▶ **Task instructions**
Write out the data below in full. Keep it exact.

Stored data entries:

---+---

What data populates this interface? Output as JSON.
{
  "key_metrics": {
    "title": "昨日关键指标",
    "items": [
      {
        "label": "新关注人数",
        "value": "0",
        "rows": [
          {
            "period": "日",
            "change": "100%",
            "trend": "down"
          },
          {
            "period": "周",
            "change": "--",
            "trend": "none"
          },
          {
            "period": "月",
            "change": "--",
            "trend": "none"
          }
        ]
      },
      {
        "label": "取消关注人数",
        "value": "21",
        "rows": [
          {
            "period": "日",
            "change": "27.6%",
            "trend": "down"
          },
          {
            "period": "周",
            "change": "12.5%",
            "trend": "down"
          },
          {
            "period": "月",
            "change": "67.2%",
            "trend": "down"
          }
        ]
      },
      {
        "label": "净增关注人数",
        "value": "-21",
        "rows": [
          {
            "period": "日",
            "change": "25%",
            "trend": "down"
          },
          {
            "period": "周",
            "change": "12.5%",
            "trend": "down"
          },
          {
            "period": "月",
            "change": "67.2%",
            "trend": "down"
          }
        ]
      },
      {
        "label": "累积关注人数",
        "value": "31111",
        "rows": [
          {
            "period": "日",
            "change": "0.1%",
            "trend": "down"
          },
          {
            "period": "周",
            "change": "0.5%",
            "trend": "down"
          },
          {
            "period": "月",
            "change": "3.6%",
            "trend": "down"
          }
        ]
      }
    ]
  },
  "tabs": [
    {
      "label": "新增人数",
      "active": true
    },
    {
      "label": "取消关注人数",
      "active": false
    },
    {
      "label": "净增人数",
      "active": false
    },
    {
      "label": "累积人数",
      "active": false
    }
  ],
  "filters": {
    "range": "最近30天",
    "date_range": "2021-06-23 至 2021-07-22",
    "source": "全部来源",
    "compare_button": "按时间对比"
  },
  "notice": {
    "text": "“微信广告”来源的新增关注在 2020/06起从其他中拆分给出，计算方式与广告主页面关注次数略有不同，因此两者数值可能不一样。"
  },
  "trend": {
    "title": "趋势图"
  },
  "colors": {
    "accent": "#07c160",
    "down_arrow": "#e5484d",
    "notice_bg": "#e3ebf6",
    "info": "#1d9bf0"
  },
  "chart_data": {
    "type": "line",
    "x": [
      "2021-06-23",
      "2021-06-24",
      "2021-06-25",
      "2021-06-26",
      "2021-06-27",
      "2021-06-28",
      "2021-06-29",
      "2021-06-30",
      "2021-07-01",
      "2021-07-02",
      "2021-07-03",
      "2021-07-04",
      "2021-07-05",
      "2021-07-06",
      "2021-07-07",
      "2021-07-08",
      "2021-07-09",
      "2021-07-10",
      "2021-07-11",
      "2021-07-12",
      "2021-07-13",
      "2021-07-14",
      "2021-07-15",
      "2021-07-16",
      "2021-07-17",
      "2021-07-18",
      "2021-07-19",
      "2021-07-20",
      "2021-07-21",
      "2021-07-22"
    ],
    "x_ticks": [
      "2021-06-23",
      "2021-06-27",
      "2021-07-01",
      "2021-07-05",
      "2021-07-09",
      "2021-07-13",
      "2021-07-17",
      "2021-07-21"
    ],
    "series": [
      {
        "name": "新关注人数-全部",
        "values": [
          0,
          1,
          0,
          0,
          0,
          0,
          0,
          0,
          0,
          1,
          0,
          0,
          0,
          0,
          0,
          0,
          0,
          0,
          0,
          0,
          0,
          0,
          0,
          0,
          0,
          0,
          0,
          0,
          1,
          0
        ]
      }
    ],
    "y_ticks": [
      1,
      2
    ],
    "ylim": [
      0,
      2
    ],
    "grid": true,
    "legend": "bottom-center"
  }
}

---+---

▶ **Solution to this exercise**
What data populates this interface? Output as JSON.
{
  "key_metrics": {
    "title": "昨日关键指标",
    "items": [
      {
        "label": "新关注人数",
        "value": "0",
        "rows": [
          {
            "period": "日",
            "change": "100%",
            "trend": "down"
          },
          {
            "period": "周",
            "change": "--",
            "trend": "none"
          },
          {
            "period": "月",
            "change": "--",
            "trend": "none"
          }
        ]
      },
      {
        "label": "取消关注人数",
        "value": "21",
        "rows": [
          {
            "period": "日",
            "change": "27.6%",
            "trend": "down"
          },
          {
            "period": "周",
            "change": "12.5%",
            "trend": "down"
          },
          {
            "period": "月",
            "change": "67.2%",
            "trend": "down"
          }
        ]
      },
      {
        "label": "净增关注人数",
        "value": "-21",
        "rows": [
          {
            "period": "日",
            "change": "25%",
            "trend": "down"
          },
          {
            "period": "周",
            "change": "12.5%",
            "trend": "down"
          },
          {
            "period": "月",
            "change": "67.2%",
            "trend": "down"
          }
        ]
      },
      {
        "label": "累积关注人数",
        "value": "31111",
        "rows": [
          {
            "period": "日",
            "change": "0.1%",
            "trend": "down"
          },
          {
            "period": "周",
            "change": "0.5%",
            "trend": "down"
          },
          {
            "period": "月",
            "change": "3.6%",
            "trend": "down"
          }
        ]
      }
    ]
  },
  "tabs": [
    {
      "label": "新增人数",
      "active": true
    },
    {
      "label": "取消关注人数",
      "active": false
    },
    {
      "label": "净增人数",
      "active": false
    },
    {
      "label": "累积人数",
      "active": false
    }
  ],
  "filters": {
    "range": "最近30天",
    "date_range": "2021-06-23 至 2021-07-22",
    "source": "全部来源",
    "compare_button": "按时间对比"
  },
  "notice": {
    "text": "“微信广告”来源的新增关注在 2020/06起从其他中拆分给出，计算方式与广告主页面关注次数略有不同，因此两者数值可能不一样。"
  },
  "trend": {
    "title": "趋势图"
  },
  "colors": {
    "accent": "#07c160",
    "down_arrow": "#e5484d",
    "notice_bg": "#e3ebf6",
    "info": "#1d9bf0"
  },
  "chart_data": {
    "type": "line",
    "x": [
      "2021-06-23",
      "2021-06-24",
      "2021-06-25",
      "2021-06-26",
      "2021-06-27",
      "2021-06-28",
      "2021-06-29",
      "2021-06-30",
      "2021-07-01",
      "2021-07-02",
      "2021-07-03",
      "2021-07-04",
      "2021-07-05",
      "2021-07-06",
      "2021-07-07",
      "2021-07-08",
      "2021-07-09",
      "2021-07-10",
      "2021-07-11",
      "2021-07-12",
      "2021-07-13",
      "2021-07-14",
      "2021-07-15",
      "2021-07-16",
      "2021-07-17",
      "2021-07-18",
      "2021-07-19",
      "2021-07-20",
      "2021-07-21",
      "2021-07-22"
    ],
    "x_ticks": [
      "2021-06-23",
      "2021-06-27",
      "2021-07-01",
      "2021-07-05",
      "2021-07-09",
      "2021-07-13",
      "2021-07-17",
      "2021-07-21"
    ],
    "series": [
      {
        "name": "新关注人数-全部",
        "values": [
          0,
          1,
          0,
          0,
          0,
          0,
          0,
          0,
          0,
          1,
          0,
          0,
          0,
          0,
          0,
          0,
          0,
          0,
          0,
          0,
          0,
          0,
          0,
          0,
          0,
          0,
          0,
          0,
          1,
          0
        ]
      }
    ],
    "y_ticks": [
      1,
      2
    ],
    "ylim": [
      0,
      2
    ],
    "grid": true,
    "legend": "bottom-center"
  }
}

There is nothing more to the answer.